* Your task *
Here are some records; copy every line that holds the word "alergickou".

* Given data *
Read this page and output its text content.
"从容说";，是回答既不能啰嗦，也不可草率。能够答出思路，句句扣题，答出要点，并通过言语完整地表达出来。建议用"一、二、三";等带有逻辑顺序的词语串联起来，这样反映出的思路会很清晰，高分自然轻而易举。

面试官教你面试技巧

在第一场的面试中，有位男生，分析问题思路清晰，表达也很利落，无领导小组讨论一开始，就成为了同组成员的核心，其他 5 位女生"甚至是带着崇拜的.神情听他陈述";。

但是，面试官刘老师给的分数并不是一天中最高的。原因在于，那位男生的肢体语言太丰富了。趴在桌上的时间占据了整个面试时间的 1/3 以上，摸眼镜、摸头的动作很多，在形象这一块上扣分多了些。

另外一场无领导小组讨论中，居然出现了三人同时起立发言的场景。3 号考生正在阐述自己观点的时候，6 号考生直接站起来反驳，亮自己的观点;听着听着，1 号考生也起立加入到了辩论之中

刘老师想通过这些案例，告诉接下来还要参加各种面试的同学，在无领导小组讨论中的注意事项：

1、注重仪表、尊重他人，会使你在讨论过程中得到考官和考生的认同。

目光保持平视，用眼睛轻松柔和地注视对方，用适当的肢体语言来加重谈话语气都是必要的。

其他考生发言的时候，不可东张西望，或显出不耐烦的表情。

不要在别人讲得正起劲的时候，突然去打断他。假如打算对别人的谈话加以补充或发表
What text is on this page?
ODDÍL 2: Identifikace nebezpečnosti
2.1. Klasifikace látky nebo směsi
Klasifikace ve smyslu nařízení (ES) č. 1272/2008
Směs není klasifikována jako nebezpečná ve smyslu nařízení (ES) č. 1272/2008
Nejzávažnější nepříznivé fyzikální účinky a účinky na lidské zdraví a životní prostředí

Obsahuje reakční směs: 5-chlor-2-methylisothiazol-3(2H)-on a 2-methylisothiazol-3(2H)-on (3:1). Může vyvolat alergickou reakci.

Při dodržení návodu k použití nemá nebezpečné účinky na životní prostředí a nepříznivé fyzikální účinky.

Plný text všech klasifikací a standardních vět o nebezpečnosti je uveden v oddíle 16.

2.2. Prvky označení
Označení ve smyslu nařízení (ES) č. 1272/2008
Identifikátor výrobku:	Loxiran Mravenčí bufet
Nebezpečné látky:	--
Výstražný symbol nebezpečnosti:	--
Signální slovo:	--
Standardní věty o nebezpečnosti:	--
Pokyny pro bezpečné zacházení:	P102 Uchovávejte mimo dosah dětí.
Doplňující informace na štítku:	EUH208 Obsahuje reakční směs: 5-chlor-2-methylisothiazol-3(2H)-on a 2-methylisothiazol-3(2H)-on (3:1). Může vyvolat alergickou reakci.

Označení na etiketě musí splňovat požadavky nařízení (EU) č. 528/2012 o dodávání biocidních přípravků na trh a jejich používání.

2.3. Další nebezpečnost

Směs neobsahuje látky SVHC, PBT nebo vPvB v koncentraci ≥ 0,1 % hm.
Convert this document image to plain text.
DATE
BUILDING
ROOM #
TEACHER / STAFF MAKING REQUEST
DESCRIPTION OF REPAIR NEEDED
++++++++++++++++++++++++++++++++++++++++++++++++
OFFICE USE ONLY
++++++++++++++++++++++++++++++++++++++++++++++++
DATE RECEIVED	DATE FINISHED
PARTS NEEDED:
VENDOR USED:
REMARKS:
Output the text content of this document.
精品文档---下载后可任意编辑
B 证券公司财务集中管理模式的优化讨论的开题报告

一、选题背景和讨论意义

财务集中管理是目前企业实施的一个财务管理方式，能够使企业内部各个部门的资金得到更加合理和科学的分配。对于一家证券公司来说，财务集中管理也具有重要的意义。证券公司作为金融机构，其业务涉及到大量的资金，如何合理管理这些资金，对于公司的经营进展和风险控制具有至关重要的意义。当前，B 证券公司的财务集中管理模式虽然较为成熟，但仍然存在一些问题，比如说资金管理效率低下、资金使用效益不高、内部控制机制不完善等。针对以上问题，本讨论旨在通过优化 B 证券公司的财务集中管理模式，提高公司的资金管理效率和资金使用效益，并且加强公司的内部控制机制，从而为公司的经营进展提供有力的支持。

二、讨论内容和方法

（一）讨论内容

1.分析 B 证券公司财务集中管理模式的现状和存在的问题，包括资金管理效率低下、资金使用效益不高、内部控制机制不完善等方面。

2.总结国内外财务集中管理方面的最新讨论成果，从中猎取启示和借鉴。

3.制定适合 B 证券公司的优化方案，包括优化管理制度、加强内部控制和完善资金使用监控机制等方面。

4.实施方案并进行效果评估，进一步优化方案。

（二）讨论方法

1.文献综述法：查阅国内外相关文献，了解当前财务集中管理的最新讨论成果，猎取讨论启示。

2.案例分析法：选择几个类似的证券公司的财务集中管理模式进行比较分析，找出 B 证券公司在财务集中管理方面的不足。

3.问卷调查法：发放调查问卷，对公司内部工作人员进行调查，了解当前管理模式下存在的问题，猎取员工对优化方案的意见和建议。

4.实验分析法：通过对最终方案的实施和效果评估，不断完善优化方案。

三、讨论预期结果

* Worked solution *
Obsahuje reakční směs: 5-chlor-2-methylisothiazol-3(2H)-on a 2-methylisothiazol-3(2H)-on (3:1). Může vyvolat alergickou reakci.
Doplňující informace na štítku:	EUH208 Obsahuje reakční směs: 5-chlor-2-methylisothiazol-3(2H)-on a 2-methylisothiazol-3(2H)-on (3:1). Může vyvolat alergickou reakci.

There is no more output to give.